Supplied material:
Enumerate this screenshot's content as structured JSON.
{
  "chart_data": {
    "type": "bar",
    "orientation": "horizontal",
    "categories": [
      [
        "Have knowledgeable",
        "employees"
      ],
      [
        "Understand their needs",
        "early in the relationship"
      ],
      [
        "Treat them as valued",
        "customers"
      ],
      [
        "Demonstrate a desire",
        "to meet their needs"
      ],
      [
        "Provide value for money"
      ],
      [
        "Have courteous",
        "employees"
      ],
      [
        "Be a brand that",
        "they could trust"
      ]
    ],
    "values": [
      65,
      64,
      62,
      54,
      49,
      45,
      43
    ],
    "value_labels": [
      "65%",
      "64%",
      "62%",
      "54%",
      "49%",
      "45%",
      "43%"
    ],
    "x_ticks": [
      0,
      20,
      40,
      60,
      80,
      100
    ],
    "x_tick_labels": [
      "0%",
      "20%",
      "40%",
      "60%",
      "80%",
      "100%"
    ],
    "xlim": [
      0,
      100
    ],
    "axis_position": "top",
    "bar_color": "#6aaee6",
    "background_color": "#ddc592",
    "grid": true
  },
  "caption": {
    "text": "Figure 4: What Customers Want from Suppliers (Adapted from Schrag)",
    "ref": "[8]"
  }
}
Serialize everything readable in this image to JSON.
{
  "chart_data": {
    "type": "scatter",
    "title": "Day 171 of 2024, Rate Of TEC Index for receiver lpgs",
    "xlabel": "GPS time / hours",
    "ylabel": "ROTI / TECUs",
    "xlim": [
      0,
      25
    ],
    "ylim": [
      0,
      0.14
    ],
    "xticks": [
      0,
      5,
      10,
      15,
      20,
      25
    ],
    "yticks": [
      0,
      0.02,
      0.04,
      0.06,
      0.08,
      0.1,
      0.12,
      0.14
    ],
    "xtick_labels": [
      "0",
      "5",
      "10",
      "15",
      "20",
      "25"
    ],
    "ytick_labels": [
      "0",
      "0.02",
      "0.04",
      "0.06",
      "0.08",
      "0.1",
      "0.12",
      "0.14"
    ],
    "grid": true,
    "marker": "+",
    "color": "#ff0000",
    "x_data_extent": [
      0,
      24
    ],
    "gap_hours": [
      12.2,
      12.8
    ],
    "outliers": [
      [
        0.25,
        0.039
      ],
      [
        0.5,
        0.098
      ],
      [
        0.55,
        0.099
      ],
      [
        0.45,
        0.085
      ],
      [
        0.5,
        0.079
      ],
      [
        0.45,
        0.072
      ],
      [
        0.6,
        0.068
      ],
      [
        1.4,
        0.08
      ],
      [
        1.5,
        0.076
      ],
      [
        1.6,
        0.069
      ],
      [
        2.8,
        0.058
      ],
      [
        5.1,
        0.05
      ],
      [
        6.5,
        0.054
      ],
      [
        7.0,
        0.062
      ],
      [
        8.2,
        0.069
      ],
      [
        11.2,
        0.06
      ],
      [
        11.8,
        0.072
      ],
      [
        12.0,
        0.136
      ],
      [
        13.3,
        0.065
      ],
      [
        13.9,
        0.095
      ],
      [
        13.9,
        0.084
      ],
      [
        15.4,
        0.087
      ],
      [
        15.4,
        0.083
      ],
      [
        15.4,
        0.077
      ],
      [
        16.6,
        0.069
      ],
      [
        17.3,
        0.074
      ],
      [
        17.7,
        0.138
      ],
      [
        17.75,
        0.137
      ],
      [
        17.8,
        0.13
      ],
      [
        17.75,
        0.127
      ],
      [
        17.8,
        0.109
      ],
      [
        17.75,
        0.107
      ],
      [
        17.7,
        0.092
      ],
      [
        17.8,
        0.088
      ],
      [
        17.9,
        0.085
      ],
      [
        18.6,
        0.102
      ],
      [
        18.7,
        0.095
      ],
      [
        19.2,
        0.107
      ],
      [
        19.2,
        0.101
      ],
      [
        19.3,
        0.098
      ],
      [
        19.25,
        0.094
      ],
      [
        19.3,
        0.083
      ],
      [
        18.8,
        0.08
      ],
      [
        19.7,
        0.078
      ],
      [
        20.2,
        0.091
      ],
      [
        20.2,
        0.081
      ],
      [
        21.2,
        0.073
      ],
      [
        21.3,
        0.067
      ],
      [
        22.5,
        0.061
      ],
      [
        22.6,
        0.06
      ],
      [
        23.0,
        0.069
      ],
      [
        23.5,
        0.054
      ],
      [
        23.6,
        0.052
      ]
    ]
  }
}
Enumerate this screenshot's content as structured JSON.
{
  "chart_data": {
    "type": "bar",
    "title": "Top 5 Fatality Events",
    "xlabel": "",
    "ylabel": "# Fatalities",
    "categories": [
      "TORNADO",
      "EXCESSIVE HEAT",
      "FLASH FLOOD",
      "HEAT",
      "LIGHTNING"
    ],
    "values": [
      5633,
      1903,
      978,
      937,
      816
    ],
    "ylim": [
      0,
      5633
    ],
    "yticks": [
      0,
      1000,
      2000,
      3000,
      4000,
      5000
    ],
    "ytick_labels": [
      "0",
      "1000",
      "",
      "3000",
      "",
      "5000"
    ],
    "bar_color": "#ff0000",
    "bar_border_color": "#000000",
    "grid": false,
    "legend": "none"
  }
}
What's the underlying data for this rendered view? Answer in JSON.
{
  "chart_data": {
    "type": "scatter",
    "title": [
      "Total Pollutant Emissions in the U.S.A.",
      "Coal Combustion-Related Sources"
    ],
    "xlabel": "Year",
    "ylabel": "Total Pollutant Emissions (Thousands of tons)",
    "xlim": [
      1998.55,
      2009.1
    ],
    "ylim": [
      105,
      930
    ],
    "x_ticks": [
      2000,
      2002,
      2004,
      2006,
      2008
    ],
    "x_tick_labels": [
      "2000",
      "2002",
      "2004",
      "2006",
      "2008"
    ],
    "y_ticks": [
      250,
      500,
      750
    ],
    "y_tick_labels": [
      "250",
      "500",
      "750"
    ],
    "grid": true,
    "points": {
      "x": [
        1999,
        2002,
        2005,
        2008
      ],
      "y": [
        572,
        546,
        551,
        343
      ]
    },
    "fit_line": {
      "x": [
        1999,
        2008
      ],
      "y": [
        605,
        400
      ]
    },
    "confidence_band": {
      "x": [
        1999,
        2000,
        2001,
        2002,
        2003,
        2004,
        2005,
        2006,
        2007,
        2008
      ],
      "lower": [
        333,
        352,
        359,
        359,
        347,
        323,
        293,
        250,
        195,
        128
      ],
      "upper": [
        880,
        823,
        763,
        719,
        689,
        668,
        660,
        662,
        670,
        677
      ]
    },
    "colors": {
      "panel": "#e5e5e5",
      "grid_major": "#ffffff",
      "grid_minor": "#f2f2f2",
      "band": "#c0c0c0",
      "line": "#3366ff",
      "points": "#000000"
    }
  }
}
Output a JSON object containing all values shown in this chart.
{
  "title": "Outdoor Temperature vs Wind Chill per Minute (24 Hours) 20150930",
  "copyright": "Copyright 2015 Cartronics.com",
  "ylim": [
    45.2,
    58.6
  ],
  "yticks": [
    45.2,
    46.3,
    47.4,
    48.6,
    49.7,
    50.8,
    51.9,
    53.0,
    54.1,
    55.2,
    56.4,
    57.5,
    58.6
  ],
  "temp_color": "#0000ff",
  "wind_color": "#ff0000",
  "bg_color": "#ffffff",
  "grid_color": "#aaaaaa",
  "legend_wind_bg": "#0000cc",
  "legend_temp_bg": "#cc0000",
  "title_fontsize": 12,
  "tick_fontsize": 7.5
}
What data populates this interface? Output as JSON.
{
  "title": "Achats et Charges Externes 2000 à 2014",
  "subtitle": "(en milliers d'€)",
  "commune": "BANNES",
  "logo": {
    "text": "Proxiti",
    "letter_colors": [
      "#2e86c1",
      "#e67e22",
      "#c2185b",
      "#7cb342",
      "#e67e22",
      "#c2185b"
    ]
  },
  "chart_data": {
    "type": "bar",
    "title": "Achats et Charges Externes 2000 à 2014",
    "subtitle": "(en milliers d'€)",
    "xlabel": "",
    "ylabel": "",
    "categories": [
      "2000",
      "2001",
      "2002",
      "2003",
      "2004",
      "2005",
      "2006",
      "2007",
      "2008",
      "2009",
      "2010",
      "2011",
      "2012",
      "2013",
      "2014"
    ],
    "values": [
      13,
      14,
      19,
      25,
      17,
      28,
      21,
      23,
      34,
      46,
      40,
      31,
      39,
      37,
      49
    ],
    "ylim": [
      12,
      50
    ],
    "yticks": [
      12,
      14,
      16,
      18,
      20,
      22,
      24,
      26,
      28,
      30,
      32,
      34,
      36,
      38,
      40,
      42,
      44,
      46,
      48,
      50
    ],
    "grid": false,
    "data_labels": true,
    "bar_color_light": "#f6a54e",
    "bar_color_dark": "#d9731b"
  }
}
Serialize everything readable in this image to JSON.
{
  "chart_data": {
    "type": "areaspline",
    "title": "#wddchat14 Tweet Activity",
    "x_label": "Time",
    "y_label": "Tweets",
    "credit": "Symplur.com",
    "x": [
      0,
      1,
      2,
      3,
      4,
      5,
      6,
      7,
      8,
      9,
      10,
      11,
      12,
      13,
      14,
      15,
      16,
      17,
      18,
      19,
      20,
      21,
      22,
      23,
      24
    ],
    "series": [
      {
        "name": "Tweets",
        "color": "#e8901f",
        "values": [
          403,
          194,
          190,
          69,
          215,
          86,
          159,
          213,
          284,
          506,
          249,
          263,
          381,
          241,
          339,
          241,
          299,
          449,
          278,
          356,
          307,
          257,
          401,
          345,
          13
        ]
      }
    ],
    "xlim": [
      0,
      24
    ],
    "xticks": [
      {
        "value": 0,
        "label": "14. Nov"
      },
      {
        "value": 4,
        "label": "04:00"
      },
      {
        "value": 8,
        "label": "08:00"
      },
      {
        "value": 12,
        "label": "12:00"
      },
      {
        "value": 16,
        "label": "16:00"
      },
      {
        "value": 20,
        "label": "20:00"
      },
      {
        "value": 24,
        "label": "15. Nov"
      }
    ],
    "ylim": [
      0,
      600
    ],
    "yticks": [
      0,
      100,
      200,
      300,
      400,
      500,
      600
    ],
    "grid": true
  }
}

Required work: Isolate the lines that hold the word "milliers" and copy all of them.

Response to this exercise:
  "subtitle": "(en milliers d'€)",
    "subtitle": "(en milliers d'€)",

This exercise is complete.